**Problem**
Take the lines from the one containing "Convert this screenshot" through the final line below and restate them exactly. Omit the pictures.
begin
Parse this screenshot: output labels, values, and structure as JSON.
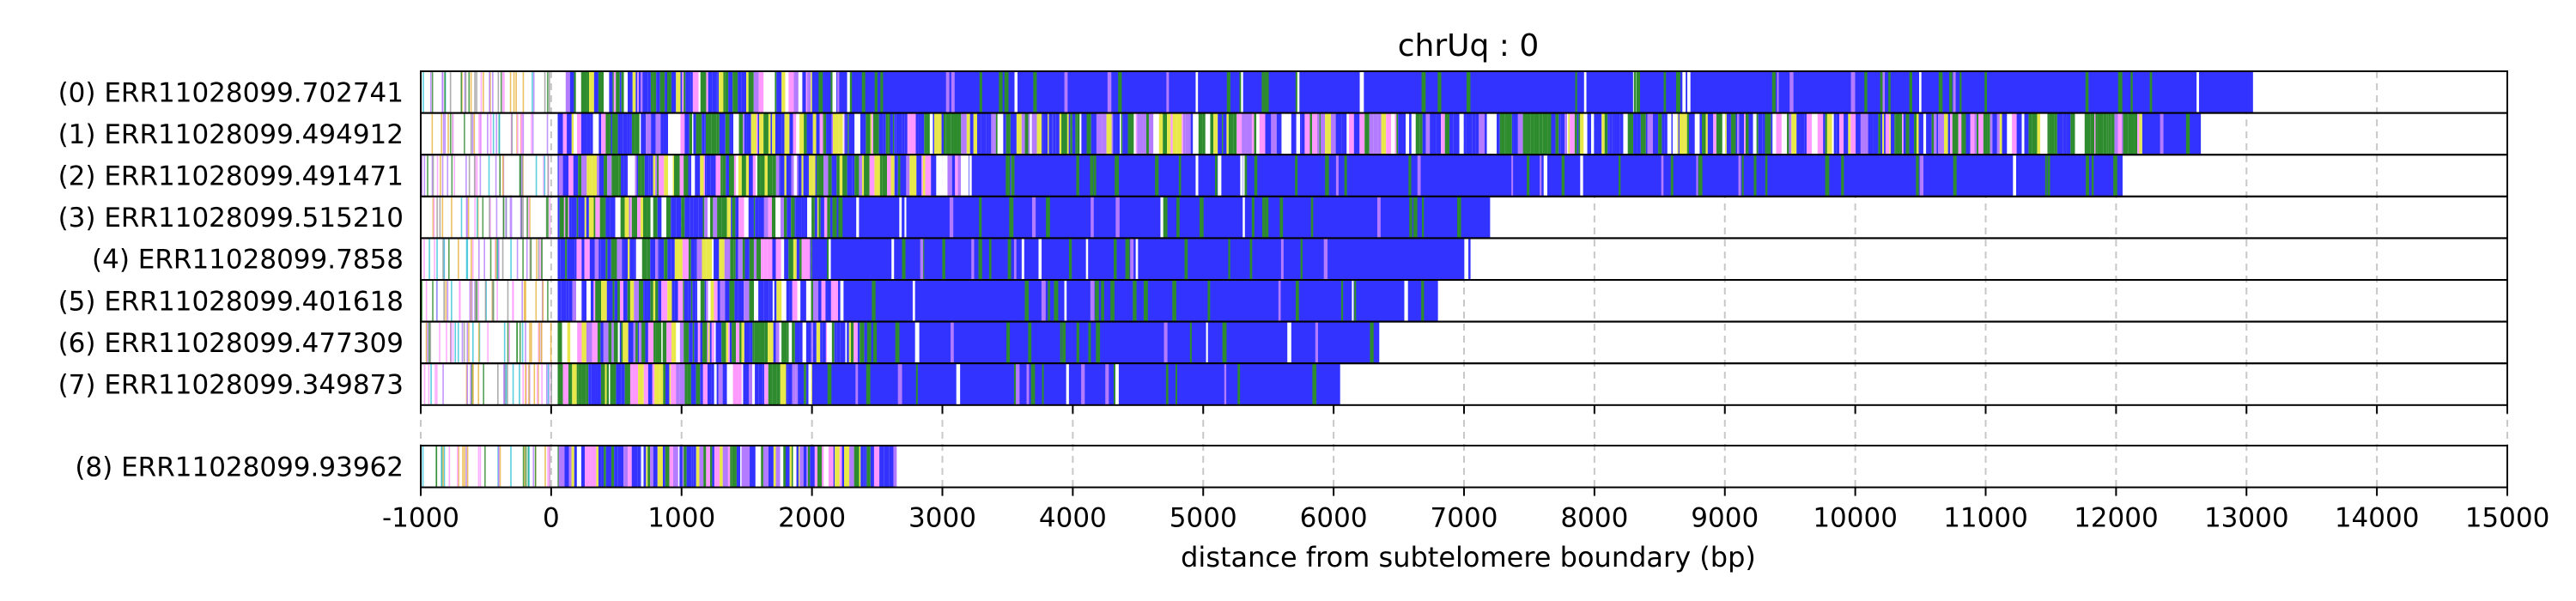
{
  "chart_data": {
    "type": "read-track",
    "title": "chrUq : 0",
    "xlabel": "distance from subtelomere boundary (bp)",
    "ylabel": "",
    "xlim": [
      -1000,
      15000
    ],
    "xticks": [
      -1000,
      0,
      1000,
      2000,
      3000,
      4000,
      5000,
      6000,
      7000,
      8000,
      9000,
      10000,
      11000,
      12000,
      13000,
      14000,
      15000
    ],
    "xtick_labels": [
      "-1000",
      "0",
      "1000",
      "2000",
      "3000",
      "4000",
      "5000",
      "6000",
      "7000",
      "8000",
      "9000",
      "10000",
      "11000",
      "12000",
      "13000",
      "14000",
      "15000"
    ],
    "grid": "vertical dashed",
    "colors": {
      "telomeric_blue": "#3333ff",
      "green": "#2e8b2e",
      "yellow": "#e8e84a",
      "violet": "#b37bff",
      "pink": "#ff99ff",
      "cyan": "#33c2d6",
      "gray": "#999999",
      "gold": "#e8b23a"
    },
    "groups": [
      {
        "reads": [
          {
            "label": "(0) ERR11028099.702741",
            "start": -1000,
            "end": 13050,
            "blue_from": 2000
          },
          {
            "label": "(1) ERR11028099.494912",
            "start": -1000,
            "end": 12650,
            "blue_from": 12200
          },
          {
            "label": "(2) ERR11028099.491471",
            "start": -1000,
            "end": 12050,
            "blue_from": 3200
          },
          {
            "label": "(3) ERR11028099.515210",
            "start": -1000,
            "end": 7200,
            "blue_from": 2200
          },
          {
            "label": "(4) ERR11028099.7858",
            "start": -1000,
            "end": 7050,
            "blue_from": 2000
          },
          {
            "label": "(5) ERR11028099.401618",
            "start": -1000,
            "end": 6800,
            "blue_from": 2200
          },
          {
            "label": "(6) ERR11028099.477309",
            "start": -1000,
            "end": 6350,
            "blue_from": 2400
          },
          {
            "label": "(7) ERR11028099.349873",
            "start": -1000,
            "end": 6050,
            "blue_from": 2000
          }
        ]
      },
      {
        "reads": [
          {
            "label": "(8) ERR11028099.93962",
            "start": -1000,
            "end": 2650,
            "blue_from": 2650
          }
        ]
      }
    ]
  }
}
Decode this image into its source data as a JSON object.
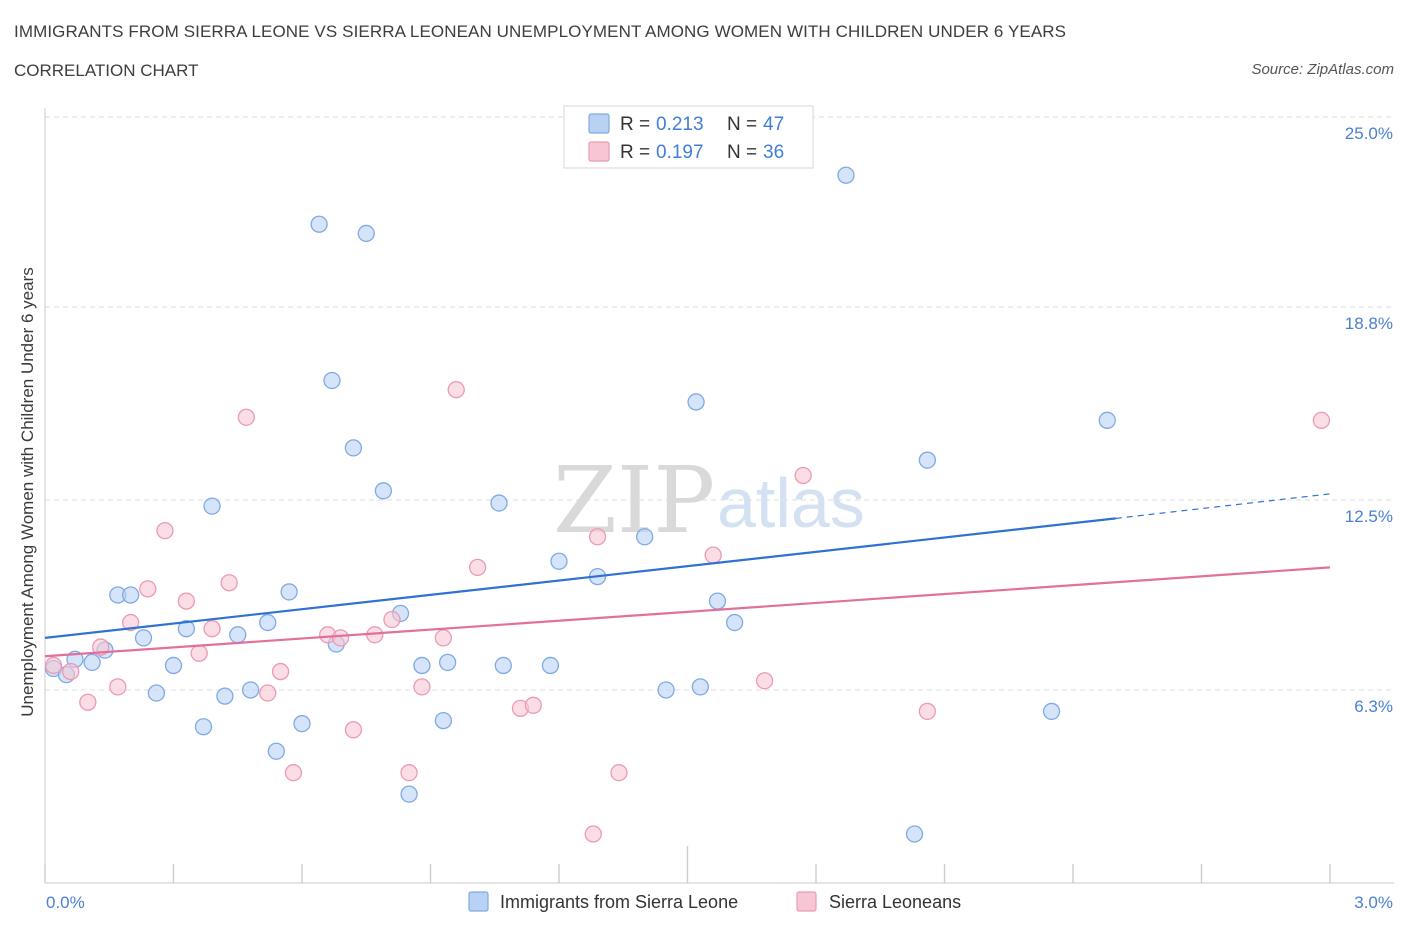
{
  "header": {
    "title": "IMMIGRANTS FROM SIERRA LEONE VS SIERRA LEONEAN UNEMPLOYMENT AMONG WOMEN WITH CHILDREN UNDER 6 YEARS",
    "subtitle": "CORRELATION CHART",
    "source": "Source: ZipAtlas.com"
  },
  "watermark": {
    "zip": "ZIP",
    "atlas": "atlas"
  },
  "legend_top": {
    "rows": [
      {
        "r_label": "R = ",
        "r_value": "0.213",
        "n_label": "N = ",
        "n_value": "47"
      },
      {
        "r_label": "R = ",
        "r_value": "0.197",
        "n_label": "N = ",
        "n_value": "36"
      }
    ]
  },
  "colors": {
    "blue_fill": "#b9d2f3",
    "blue_stroke": "#7faae3",
    "blue_line": "#2f72d0",
    "pink_fill": "#f7c6d4",
    "pink_stroke": "#ec9ab3",
    "pink_line": "#e2709a",
    "grid": "#dcdcdc",
    "tick_label": "#4a7fd4"
  },
  "chart_data": {
    "type": "scatter",
    "title": "IMMIGRANTS FROM SIERRA LEONE VS SIERRA LEONEAN UNEMPLOYMENT AMONG WOMEN WITH CHILDREN UNDER 6 YEARS",
    "xlabel": "",
    "ylabel": "Unemployment Among Women with Children Under 6 years",
    "xlim": [
      0,
      3.0
    ],
    "ylim": [
      0,
      25.0
    ],
    "x_tick_labels": [
      "0.0%",
      "3.0%"
    ],
    "y_ticks": [
      6.3,
      12.5,
      18.8,
      25.0
    ],
    "y_tick_labels": [
      "6.3%",
      "12.5%",
      "18.8%",
      "25.0%"
    ],
    "grid": "horizontal dashed",
    "legend_placement": "bottom-center",
    "series": [
      {
        "name": "Immigrants from Sierra Leone",
        "color": "#7faae3",
        "trend": {
          "x": [
            0.0,
            2.5
          ],
          "y": [
            8.0,
            11.9
          ],
          "extended_to": [
            3.0,
            12.7
          ]
        },
        "points": [
          {
            "x": 0.02,
            "y": 7.0
          },
          {
            "x": 0.05,
            "y": 6.8
          },
          {
            "x": 0.07,
            "y": 7.3
          },
          {
            "x": 0.11,
            "y": 7.2
          },
          {
            "x": 0.14,
            "y": 7.6
          },
          {
            "x": 0.17,
            "y": 9.4
          },
          {
            "x": 0.2,
            "y": 9.4
          },
          {
            "x": 0.23,
            "y": 8.0
          },
          {
            "x": 0.26,
            "y": 6.2
          },
          {
            "x": 0.3,
            "y": 7.1
          },
          {
            "x": 0.33,
            "y": 8.3
          },
          {
            "x": 0.37,
            "y": 5.1
          },
          {
            "x": 0.39,
            "y": 12.3
          },
          {
            "x": 0.42,
            "y": 6.1
          },
          {
            "x": 0.45,
            "y": 8.1
          },
          {
            "x": 0.48,
            "y": 6.3
          },
          {
            "x": 0.52,
            "y": 8.5
          },
          {
            "x": 0.54,
            "y": 4.3
          },
          {
            "x": 0.57,
            "y": 9.5
          },
          {
            "x": 0.6,
            "y": 5.2
          },
          {
            "x": 0.64,
            "y": 21.5
          },
          {
            "x": 0.67,
            "y": 16.4
          },
          {
            "x": 0.68,
            "y": 7.8
          },
          {
            "x": 0.72,
            "y": 14.2
          },
          {
            "x": 0.75,
            "y": 21.2
          },
          {
            "x": 0.79,
            "y": 12.8
          },
          {
            "x": 0.83,
            "y": 8.8
          },
          {
            "x": 0.85,
            "y": 2.9
          },
          {
            "x": 0.88,
            "y": 7.1
          },
          {
            "x": 0.93,
            "y": 5.3
          },
          {
            "x": 0.94,
            "y": 7.2
          },
          {
            "x": 1.07,
            "y": 7.1
          },
          {
            "x": 1.06,
            "y": 12.4
          },
          {
            "x": 1.18,
            "y": 7.1
          },
          {
            "x": 1.2,
            "y": 10.5
          },
          {
            "x": 1.29,
            "y": 10.0
          },
          {
            "x": 1.4,
            "y": 11.3
          },
          {
            "x": 1.45,
            "y": 6.3
          },
          {
            "x": 1.52,
            "y": 15.7
          },
          {
            "x": 1.53,
            "y": 6.4
          },
          {
            "x": 1.57,
            "y": 9.2
          },
          {
            "x": 1.61,
            "y": 8.5
          },
          {
            "x": 1.87,
            "y": 23.1
          },
          {
            "x": 2.03,
            "y": 1.6
          },
          {
            "x": 2.06,
            "y": 13.8
          },
          {
            "x": 2.35,
            "y": 5.6
          },
          {
            "x": 2.48,
            "y": 15.1
          }
        ]
      },
      {
        "name": "Sierra Leoneans",
        "color": "#ec9ab3",
        "trend": {
          "x": [
            0.0,
            3.0
          ],
          "y": [
            7.4,
            10.3
          ]
        },
        "points": [
          {
            "x": 0.02,
            "y": 7.1
          },
          {
            "x": 0.06,
            "y": 6.9
          },
          {
            "x": 0.1,
            "y": 5.9
          },
          {
            "x": 0.13,
            "y": 7.7
          },
          {
            "x": 0.17,
            "y": 6.4
          },
          {
            "x": 0.2,
            "y": 8.5
          },
          {
            "x": 0.24,
            "y": 9.6
          },
          {
            "x": 0.28,
            "y": 11.5
          },
          {
            "x": 0.33,
            "y": 9.2
          },
          {
            "x": 0.36,
            "y": 7.5
          },
          {
            "x": 0.39,
            "y": 8.3
          },
          {
            "x": 0.43,
            "y": 9.8
          },
          {
            "x": 0.47,
            "y": 15.2
          },
          {
            "x": 0.52,
            "y": 6.2
          },
          {
            "x": 0.55,
            "y": 6.9
          },
          {
            "x": 0.58,
            "y": 3.6
          },
          {
            "x": 0.66,
            "y": 8.1
          },
          {
            "x": 0.69,
            "y": 8.0
          },
          {
            "x": 0.72,
            "y": 5.0
          },
          {
            "x": 0.77,
            "y": 8.1
          },
          {
            "x": 0.81,
            "y": 8.6
          },
          {
            "x": 0.85,
            "y": 3.6
          },
          {
            "x": 0.88,
            "y": 6.4
          },
          {
            "x": 0.93,
            "y": 8.0
          },
          {
            "x": 0.96,
            "y": 16.1
          },
          {
            "x": 1.01,
            "y": 10.3
          },
          {
            "x": 1.11,
            "y": 5.7
          },
          {
            "x": 1.14,
            "y": 5.8
          },
          {
            "x": 1.28,
            "y": 1.6
          },
          {
            "x": 1.29,
            "y": 11.3
          },
          {
            "x": 1.34,
            "y": 3.6
          },
          {
            "x": 1.56,
            "y": 10.7
          },
          {
            "x": 1.68,
            "y": 6.6
          },
          {
            "x": 1.77,
            "y": 13.3
          },
          {
            "x": 2.06,
            "y": 5.6
          },
          {
            "x": 2.98,
            "y": 15.1
          }
        ]
      }
    ]
  }
}
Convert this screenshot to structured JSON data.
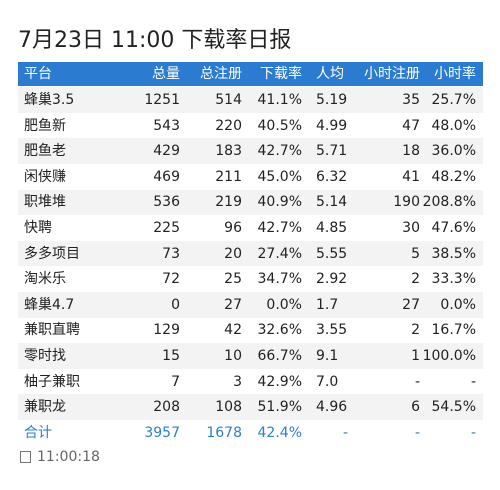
{
  "title": "7月23日 11:00 下载率日报",
  "table": {
    "header": [
      "平台",
      "总量",
      "总注册",
      "下载率",
      "人均",
      "小时注册",
      "小时率"
    ],
    "rows": [
      [
        "蜂巢3.5",
        "1251",
        "514",
        "41.1%",
        "5.19",
        "35",
        "25.7%"
      ],
      [
        "肥鱼新",
        "543",
        "220",
        "40.5%",
        "4.99",
        "47",
        "48.0%"
      ],
      [
        "肥鱼老",
        "429",
        "183",
        "42.7%",
        "5.71",
        "18",
        "36.0%"
      ],
      [
        "闲侠赚",
        "469",
        "211",
        "45.0%",
        "6.32",
        "41",
        "48.2%"
      ],
      [
        "职堆堆",
        "536",
        "219",
        "40.9%",
        "5.14",
        "190",
        "208.8%"
      ],
      [
        "快聘",
        "225",
        "96",
        "42.7%",
        "4.85",
        "30",
        "47.6%"
      ],
      [
        "多多项目",
        "73",
        "20",
        "27.4%",
        "5.55",
        "5",
        "38.5%"
      ],
      [
        "淘米乐",
        "72",
        "25",
        "34.7%",
        "2.92",
        "2",
        "33.3%"
      ],
      [
        "蜂巢4.7",
        "0",
        "27",
        "0.0%",
        "1.7",
        "27",
        "0.0%"
      ],
      [
        "兼职直聘",
        "129",
        "42",
        "32.6%",
        "3.55",
        "2",
        "16.7%"
      ],
      [
        "零时找",
        "15",
        "10",
        "66.7%",
        "9.1",
        "1",
        "100.0%"
      ],
      [
        "柚子兼职",
        "7",
        "3",
        "42.9%",
        "7.0",
        "-",
        "-"
      ],
      [
        "兼职龙",
        "208",
        "108",
        "51.9%",
        "4.96",
        "6",
        "54.5%"
      ]
    ],
    "total": [
      "合计",
      "3957",
      "1678",
      "42.4%",
      "-",
      "-",
      "-"
    ]
  },
  "footer": {
    "time": "11:00:18"
  }
}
end
**The answer**
Convert this screenshot to structured JSON data.
{
  "title": "7月23日 11:00 下载率日报",
  "table": {
    "header": [
      "平台",
      "总量",
      "总注册",
      "下载率",
      "人均",
      "小时注册",
      "小时率"
    ],
    "rows": [
      [
        "蜂巢3.5",
        "1251",
        "514",
        "41.1%",
        "5.19",
        "35",
        "25.7%"
      ],
      [
        "肥鱼新",
        "543",
        "220",
        "40.5%",
        "4.99",
        "47",
        "48.0%"
      ],
      [
        "肥鱼老",
        "429",
        "183",
        "42.7%",
        "5.71",
        "18",
        "36.0%"
      ],
      [
        "闲侠赚",
        "469",
        "211",
        "45.0%",
        "6.32",
        "41",
        "48.2%"
      ],
      [
        "职堆堆",
        "536",
        "219",
        "40.9%",
        "5.14",
        "190",
        "208.8%"
      ],
      [
        "快聘",
        "225",
        "96",
        "42.7%",
        "4.85",
        "30",
        "47.6%"
      ],
      [
        "多多项目",
        "73",
        "20",
        "27.4%",
        "5.55",
        "5",
        "38.5%"
      ],
      [
        "淘米乐",
        "72",
        "25",
        "34.7%",
        "2.92",
        "2",
        "33.3%"
      ],
      [
        "蜂巢4.7",
        "0",
        "27",
        "0.0%",
        "1.7",
        "27",
        "0.0%"
      ],
      [
        "兼职直聘",
        "129",
        "42",
        "32.6%",
        "3.55",
        "2",
        "16.7%"
      ],
      [
        "零时找",
        "15",
        "10",
        "66.7%",
        "9.1",
        "1",
        "100.0%"
      ],
      [
        "柚子兼职",
        "7",
        "3",
        "42.9%",
        "7.0",
        "-",
        "-"
      ],
      [
        "兼职龙",
        "208",
        "108",
        "51.9%",
        "4.96",
        "6",
        "54.5%"
      ]
    ],
    "total": [
      "合计",
      "3957",
      "1678",
      "42.4%",
      "-",
      "-",
      "-"
    ]
  },
  "footer": {
    "time": "11:00:18"
  }
}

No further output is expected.